**Yapılacak İş**
Lütfen aşağıdaki karar metnine göre şu soruları yanıtlayın:
(a) Karar tarihi nedir?
(b) Sahte kart üretmek suçuna ilişkin hüküm oybirliğiyle mi, oyçokluğuyla mı onanmıştır?
(c) Yalan beyan suçu nedeniyle açılan kamu davası hangi sebeple düşürülmüştür?

**Seçilen Metin**
____

Abaküs Yazılım
8. Ceza Dairesi
Esas No: 2016/6256
Karar No: 2017/12502
Karar Tarihi: 08.11.2017

Banka veya kredi kartlarının kötüye kullanılması - resmi belgede sahtecilik - resmi belgenin düzenlenmesinde yalan beyan - iftira - 5464 sayılı Yasaya aykırılık - özel belgede sahtecilik - Yargıtay 8. Ceza Dairesi 2016/6256 Esas 2017/12502 Karar Sayılı İlamı

8. Ceza Dairesi         2016/6256 E.  ,  2017/12502 K.

    "İçtihat Metni"

    MAHKEMESİ :Asliye Ceza Mahkemesi
    SUÇ : Banka veya kredi kartlarının kötüye kullanılması, resmi belgede sahtecilik, resmi belgenin düzenlenmesinde yalan beyan, iftira, 5464 sayılı Yasaya aykırılık, özel belgede sahtecilik
    HÜKÜM : Hükümlülük

    Gereği görüşülüp düşünüldü:
    1- Yapılan yargılamaya, dosya içeriğine, toplanıp karar yerinde gösterilen ve değerlendirilen delillere, oluşa ve mahkemenin soruşturma sonucunda oluşan inanç ve takdirine, iftira, resmi belgede sahtecilik, 5464 sayılı Yasaya muhalefet, sahte kart ürettirmek, sahte oluşturulan kartı kullanmak suçlarının oluşumuna ve niteliğine uygun kabul ve uygulamasına, hukuka uygun, yasal ve yeterli olarak açıklanan gerekçeye göre sanık ... müdafiinin fazla ceza verildiğine ve lehe hükümlerin uygulanması gerektiğine yönelik temyiz itirazı yerinde görülmediğinden reddiyle hükümlerin sahte kart üretmek suçuna ilişkin hükmün oyçokluğuyla diğer suçlara dair hükümlerin oybirliğiyle ONANMASINA,
    2- Sanık ... müdafiinin yalan beyan suçundan kurulan hükme yönelik temyizine gelince:
    Sanığa yüklenen suçların yasa maddesinde öngörülen cezasının türü ve üst sınırı itibariyle tabi olduğu 5237 sayılı TCK.nun 66/1-e ve 67/4. maddelerinde belirlenen 12 yıllık dava zamanaşımının suç tarihinden temyiz inceleme tarihine kadar gerçekleştiği anlaşılmakla; sanık ... müdafiinin temyiz itirazları bu nedenle yerinde görülmekle sair yönleri incelenmeyen hükmün 5320 sayılı Yasanın 8/1. maddesi gereğince uygulanması gereken 1412 sayılı CMUK.nun 321. maddesi uyarınca BOZULMASINA, ancak; yeniden yargılama yapılmasını gerektirmeyen bu hususta anılan Yasanın 322. maddesinin verdiği yetkiye dayanılarak karar verilmesi mümkün olduğundan sanık hakkında açılan kamu davasının gerçekleşen dava zamanaşımı nedeniyle 5237 sayılı TCK.nun 66/1-e, 67/4 ve CMK.nun 223/8. maddeleri gözetilerek DÜŞÜRÜLMESİNE,
    3- Şikayetçi ... vekili ile sanık ... müdafiinin özel belgede sahtecilik suçundan kurulan hükümle ilgili temyiz itirazlarının incelenmesinde:
    Duruşmadan usulüne uygun haberdar edilmeyen şikayetçi kurumun gerekçeli kararın tebliği üzerine hükmü temyiz ettiği anlaşıldığından, şikayetçi kurumun 5271 sayılı CMK.nun 260/1. madde ve fıkrası uyarınca yasa yollarına başvurma hakkı bulunduğu belirlenerek yapılan incelemede;
    Şikayetçi kurumun duruşmadan haberdar edilip iddia ve delillerini sunma ve davaya katılma olanağı sağlanarak sanığın hukuki durumunun değerlendirilmesi gerektiği gözetilmeden, iddia hakkı kısıtlanmak suretiyle CMK.nun 233 ve 234. maddelerine aykırı davranılması,
    Yasaya aykırı, şikayetçi kurum vekili, sanık ... müdafiinin temyiz itirazları bu itibarla yerinde görülmüş olduğundan sair yönleri incelenmeyen hükmün bu sebepten dolayı 5320 sayılı Yasanın 8/1. maddesi gereğince uygulanması gereken CMUK.nun 321. maddesi uyarınca BOZULMASINA, 08.11.2017 gününde oybirliğiyle karar verildi.

____

**Verilen Kayıtlar**

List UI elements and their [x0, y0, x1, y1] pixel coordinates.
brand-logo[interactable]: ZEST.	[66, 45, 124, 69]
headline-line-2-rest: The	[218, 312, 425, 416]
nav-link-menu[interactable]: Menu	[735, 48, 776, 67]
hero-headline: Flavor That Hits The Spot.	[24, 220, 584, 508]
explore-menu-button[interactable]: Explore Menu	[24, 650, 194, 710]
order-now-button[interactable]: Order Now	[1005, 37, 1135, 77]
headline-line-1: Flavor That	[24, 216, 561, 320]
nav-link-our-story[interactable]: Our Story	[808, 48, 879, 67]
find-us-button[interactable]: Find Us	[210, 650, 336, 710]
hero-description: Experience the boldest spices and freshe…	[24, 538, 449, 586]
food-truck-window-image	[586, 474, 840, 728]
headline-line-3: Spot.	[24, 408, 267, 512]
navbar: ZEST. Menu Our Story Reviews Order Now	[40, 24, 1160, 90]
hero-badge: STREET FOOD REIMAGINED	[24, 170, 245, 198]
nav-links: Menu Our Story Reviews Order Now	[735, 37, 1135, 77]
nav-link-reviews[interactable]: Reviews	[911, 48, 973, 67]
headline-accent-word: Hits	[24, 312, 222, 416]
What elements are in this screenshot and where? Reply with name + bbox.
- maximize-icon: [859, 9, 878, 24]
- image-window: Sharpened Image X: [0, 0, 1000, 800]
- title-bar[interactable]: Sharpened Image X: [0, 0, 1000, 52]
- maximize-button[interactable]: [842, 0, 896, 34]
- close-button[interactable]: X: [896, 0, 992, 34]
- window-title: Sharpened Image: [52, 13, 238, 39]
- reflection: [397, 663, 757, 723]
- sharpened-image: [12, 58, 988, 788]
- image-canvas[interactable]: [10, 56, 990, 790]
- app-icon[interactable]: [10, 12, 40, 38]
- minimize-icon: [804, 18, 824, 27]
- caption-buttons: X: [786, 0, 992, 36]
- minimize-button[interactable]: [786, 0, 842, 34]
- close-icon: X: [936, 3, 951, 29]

____

**Tam Çözüm**
(a) 08.11.2017
(b) Oyçokluğuyla.
(c) 12 yıllık dava zamanaşımı gerçekleştiği için.